#### Written exercise
Number every line of the records below as a list, and leave out the blank lines.

____ Records shown

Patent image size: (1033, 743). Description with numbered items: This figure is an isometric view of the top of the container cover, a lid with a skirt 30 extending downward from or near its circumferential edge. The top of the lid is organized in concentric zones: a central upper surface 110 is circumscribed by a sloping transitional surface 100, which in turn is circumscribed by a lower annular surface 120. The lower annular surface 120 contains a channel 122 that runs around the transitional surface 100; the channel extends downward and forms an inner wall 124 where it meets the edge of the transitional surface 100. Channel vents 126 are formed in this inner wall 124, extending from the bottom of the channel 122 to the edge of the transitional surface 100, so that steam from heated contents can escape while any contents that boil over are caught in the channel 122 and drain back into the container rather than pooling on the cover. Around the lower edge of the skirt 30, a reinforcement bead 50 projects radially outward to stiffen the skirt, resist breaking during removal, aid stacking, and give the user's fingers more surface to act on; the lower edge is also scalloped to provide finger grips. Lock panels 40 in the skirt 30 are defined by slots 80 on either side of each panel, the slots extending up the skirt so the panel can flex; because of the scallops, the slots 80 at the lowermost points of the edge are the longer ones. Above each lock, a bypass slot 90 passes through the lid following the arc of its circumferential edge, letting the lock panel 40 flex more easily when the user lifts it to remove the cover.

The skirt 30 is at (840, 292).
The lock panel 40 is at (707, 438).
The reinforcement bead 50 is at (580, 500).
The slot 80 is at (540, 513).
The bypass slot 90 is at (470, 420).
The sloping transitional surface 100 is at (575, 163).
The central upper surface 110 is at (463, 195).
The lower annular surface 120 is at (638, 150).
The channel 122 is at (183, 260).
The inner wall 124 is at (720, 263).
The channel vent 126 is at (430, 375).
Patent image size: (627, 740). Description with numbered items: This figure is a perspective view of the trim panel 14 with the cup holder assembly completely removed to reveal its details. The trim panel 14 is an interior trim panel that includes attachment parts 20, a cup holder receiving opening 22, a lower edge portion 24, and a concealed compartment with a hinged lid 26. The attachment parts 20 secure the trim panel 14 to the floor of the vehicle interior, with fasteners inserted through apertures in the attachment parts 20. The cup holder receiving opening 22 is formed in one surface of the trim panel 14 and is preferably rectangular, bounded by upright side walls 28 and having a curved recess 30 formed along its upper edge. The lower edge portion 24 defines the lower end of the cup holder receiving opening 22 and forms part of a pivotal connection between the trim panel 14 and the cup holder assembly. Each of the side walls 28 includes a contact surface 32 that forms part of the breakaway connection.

________

#### Solution to this task
1. Patent image size: (1033, 743). Description with numbered items: This figure is an isometric view of the top of the container cover, a lid with a skirt 30 extending downward from or near its circumferential edge. The top of the lid is organized in concentric zones: a central upper surface 110 is circumscribed by a sloping transitional surface 100, which in turn is circumscribed by a lower annular surface 120. The lower annular surface 120 contains a channel 122 that runs around the transitional surface 100; the channel extends downward and forms an inner wall 124 where it meets the edge of the transitional surface 100. Channel vents 126 are formed in this inner wall 124, extending from the bottom of the channel 122 to the edge of the transitional surface 100, so that steam from heated contents can escape while any contents that boil over are caught in the channel 122 and drain back into the container rather than pooling on the cover. Around the lower edge of the skirt 30, a reinforcement bead 50 projects radially outward to stiffen the skirt, resist breaking during removal, aid stacking, and give the user's fingers more surface to act on; the lower edge is also scalloped to provide finger grips. Lock panels 40 in the skirt 30 are defined by slots 80 on either side of each panel, the slots extending up the skirt so the panel can flex; because of the scallops, the slots 80 at the lowermost points of the edge are the longer ones. Above each lock, a bypass slot 90 passes through the lid following the arc of its circumferential edge, letting the lock panel 40 flex more easily when the user lifts it to remove the cover.
2. The skirt 30 is at (840, 292).
3. The lock panel 40 is at (707, 438).
4. The reinforcement bead 50 is at (580, 500).
5. The slot 80 is at (540, 513).
6. The bypass slot 90 is at (470, 420).
7. The sloping transitional surface 100 is at (575, 163).
8. The central upper surface 110 is at (463, 195).
9. The lower annular surface 120 is at (638, 150).
10. The channel 122 is at (183, 260).
11. The inner wall 124 is at (720, 263).
12. The channel vent 126 is at (430, 375).
13. Patent image size: (627, 740). Description with numbered items: This figure is a perspective view of the trim panel 14 with the cup holder assembly completely removed to reveal its details. The trim panel 14 is an interior trim panel that includes attachment parts 20, a cup holder receiving opening 22, a lower edge portion 24, and a concealed compartment with a hinged lid 26. The attachment parts 20 secure the trim panel 14 to the floor of the vehicle interior, with fasteners inserted through apertures in the attachment parts 20. The cup holder receiving opening 22 is formed in one surface of the trim panel 14 and is preferably rectangular, bounded by upright side walls 28 and having a curved recess 30 formed along its upper edge. The lower edge portion 24 defines the lower end of the cup holder receiving opening 22 and forms part of a pivotal connection between the trim panel 14 and the cup holder assembly. Each of the side walls 28 includes a contact surface 32 that forms part of the breakaway connection.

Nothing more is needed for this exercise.